Start MATERIAL SHOWN

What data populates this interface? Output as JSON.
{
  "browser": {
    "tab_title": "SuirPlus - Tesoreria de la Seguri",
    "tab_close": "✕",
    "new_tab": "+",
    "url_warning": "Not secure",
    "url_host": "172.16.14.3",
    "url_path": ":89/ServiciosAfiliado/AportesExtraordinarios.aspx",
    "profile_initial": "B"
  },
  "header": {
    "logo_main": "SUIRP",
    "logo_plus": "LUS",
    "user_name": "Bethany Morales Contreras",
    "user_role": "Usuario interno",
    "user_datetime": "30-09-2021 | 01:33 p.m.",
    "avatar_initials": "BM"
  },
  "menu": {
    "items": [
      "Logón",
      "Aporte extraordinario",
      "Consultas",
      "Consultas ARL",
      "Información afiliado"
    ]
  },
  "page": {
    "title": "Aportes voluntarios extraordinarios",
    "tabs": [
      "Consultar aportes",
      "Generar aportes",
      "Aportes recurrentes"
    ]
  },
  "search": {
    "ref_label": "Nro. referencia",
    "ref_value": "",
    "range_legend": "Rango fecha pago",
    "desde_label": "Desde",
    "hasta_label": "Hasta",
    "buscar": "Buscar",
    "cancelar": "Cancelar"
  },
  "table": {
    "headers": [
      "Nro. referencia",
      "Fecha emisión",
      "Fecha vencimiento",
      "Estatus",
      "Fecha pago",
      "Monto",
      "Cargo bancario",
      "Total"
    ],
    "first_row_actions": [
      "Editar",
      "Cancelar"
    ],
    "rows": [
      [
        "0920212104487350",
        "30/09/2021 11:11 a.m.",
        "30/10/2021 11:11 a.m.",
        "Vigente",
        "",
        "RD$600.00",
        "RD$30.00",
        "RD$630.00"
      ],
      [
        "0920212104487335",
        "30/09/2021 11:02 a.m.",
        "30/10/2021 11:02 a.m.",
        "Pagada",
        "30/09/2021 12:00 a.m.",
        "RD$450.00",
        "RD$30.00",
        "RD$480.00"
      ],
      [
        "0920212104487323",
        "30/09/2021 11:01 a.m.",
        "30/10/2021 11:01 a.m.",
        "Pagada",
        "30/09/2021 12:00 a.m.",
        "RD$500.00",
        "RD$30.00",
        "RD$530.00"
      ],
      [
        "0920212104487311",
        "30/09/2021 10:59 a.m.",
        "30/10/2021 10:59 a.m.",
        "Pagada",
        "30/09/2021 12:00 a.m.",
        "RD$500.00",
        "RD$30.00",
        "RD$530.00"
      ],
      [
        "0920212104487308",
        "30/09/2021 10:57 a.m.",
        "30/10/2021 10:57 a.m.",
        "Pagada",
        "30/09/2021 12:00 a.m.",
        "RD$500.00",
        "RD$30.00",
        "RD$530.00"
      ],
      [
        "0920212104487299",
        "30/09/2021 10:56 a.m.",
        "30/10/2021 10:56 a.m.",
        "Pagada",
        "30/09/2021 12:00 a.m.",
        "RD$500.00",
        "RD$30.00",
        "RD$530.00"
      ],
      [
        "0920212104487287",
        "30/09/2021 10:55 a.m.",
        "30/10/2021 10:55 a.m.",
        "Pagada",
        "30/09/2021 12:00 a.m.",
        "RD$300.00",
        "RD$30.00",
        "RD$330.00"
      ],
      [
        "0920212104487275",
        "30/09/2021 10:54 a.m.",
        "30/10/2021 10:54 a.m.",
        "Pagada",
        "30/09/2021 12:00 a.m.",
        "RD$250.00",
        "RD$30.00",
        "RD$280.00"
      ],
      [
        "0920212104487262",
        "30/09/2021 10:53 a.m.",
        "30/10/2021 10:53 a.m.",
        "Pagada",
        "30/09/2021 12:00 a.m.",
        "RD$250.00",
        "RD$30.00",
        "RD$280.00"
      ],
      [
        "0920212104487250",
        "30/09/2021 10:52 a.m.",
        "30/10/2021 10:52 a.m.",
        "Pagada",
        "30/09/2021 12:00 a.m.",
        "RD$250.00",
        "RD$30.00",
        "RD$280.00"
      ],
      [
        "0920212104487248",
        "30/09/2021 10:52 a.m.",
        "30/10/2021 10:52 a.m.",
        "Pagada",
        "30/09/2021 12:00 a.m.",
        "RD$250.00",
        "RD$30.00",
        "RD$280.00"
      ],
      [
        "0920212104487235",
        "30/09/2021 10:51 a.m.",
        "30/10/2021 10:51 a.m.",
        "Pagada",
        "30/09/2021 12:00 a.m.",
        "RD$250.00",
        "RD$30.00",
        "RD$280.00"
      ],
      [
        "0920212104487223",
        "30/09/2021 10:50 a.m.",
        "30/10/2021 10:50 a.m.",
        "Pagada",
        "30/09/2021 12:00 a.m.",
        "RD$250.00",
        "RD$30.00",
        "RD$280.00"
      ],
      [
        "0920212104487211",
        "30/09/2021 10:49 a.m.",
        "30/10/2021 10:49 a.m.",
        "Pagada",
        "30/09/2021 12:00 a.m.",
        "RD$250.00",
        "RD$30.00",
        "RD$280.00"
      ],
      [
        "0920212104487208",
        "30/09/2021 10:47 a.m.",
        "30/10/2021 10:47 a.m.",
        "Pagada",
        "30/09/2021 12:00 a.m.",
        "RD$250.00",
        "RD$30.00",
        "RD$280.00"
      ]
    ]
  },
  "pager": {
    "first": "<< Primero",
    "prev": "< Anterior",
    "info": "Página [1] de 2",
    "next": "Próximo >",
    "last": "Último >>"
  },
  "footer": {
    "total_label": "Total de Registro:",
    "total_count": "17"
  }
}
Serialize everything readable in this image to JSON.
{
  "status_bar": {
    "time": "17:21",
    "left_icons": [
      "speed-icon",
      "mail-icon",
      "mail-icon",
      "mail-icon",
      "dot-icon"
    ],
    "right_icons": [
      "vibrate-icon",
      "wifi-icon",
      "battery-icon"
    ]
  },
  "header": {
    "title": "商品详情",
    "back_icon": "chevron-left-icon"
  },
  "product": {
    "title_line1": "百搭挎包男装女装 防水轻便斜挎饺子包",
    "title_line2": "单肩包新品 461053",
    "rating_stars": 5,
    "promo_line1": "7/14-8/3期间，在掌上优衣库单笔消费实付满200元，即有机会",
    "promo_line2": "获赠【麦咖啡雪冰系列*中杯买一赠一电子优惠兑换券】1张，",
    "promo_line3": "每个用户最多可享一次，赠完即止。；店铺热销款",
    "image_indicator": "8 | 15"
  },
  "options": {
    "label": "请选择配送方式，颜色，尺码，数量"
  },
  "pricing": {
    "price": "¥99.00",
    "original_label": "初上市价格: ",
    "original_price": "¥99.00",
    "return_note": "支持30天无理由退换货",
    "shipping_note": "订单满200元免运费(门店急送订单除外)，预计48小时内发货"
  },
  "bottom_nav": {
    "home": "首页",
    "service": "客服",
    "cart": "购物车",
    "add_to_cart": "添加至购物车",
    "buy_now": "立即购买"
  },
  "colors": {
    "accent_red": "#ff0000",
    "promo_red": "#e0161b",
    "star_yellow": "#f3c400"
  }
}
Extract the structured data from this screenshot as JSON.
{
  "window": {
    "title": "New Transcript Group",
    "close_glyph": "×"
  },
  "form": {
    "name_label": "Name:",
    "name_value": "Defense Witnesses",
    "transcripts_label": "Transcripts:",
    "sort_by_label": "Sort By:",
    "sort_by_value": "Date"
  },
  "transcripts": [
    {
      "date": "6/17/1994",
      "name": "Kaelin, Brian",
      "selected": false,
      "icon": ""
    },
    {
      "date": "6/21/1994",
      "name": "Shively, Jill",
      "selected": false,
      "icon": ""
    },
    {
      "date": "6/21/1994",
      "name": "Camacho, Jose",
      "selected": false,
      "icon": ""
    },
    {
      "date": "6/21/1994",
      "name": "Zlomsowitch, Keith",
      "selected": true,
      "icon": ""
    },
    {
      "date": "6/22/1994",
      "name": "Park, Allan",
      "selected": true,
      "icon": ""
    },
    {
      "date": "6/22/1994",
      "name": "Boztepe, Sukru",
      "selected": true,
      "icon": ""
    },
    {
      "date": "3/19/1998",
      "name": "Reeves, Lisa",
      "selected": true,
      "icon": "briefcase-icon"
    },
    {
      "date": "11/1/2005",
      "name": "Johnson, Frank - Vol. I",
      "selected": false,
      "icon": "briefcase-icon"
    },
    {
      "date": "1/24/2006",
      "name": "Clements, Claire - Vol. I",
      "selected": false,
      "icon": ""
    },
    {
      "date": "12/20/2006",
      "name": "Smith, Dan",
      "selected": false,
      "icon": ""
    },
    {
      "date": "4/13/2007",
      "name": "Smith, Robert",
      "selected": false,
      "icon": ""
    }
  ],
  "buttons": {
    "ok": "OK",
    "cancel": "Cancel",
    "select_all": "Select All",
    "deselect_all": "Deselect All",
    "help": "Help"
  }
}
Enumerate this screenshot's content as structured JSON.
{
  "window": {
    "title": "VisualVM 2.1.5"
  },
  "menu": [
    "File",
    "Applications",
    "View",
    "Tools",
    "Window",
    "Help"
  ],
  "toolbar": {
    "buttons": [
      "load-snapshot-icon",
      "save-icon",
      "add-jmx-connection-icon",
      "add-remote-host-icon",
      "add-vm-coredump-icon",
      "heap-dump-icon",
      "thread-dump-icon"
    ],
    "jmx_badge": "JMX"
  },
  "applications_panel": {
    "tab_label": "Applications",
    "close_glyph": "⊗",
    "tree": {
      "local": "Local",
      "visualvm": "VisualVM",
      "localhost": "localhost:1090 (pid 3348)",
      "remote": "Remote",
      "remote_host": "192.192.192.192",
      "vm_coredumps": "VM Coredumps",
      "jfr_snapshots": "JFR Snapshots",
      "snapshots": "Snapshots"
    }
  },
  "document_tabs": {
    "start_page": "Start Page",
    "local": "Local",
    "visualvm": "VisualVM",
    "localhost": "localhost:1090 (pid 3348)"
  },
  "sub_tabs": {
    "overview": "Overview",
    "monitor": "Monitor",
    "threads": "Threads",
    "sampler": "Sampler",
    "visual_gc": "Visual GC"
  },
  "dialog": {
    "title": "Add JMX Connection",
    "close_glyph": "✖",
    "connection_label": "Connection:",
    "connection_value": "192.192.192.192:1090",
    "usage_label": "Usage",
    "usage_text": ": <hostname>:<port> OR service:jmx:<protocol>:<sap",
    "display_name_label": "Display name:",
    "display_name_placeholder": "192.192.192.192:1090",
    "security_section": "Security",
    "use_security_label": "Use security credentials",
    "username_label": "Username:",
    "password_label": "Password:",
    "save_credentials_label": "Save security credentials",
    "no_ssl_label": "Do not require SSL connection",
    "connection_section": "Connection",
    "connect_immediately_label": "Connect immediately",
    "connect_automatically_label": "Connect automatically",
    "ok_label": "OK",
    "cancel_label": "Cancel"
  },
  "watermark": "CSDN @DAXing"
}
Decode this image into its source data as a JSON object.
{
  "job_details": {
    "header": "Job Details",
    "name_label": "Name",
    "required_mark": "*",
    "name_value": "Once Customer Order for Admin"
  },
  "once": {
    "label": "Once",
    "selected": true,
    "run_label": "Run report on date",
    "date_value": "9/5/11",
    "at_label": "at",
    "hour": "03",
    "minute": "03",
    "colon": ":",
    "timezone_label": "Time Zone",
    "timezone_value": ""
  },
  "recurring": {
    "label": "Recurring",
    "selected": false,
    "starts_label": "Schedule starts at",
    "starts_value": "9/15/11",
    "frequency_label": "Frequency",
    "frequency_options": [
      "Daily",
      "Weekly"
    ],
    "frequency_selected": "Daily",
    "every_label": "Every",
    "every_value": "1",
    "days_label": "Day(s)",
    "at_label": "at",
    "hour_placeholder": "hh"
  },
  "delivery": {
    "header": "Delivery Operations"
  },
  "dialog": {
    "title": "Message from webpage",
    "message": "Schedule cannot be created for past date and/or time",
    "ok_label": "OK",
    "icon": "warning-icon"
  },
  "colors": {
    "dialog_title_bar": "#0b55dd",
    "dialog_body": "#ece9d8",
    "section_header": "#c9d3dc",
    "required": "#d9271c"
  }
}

End MATERIAL SHOWN

SHORT TASK —
Copy out every line from the data above that has "localhost" in it.

WRITTEN ANSWER —
      "localhost": "localhost:1090 (pid 3348)",
    "localhost": "localhost:1090 (pid 3348)"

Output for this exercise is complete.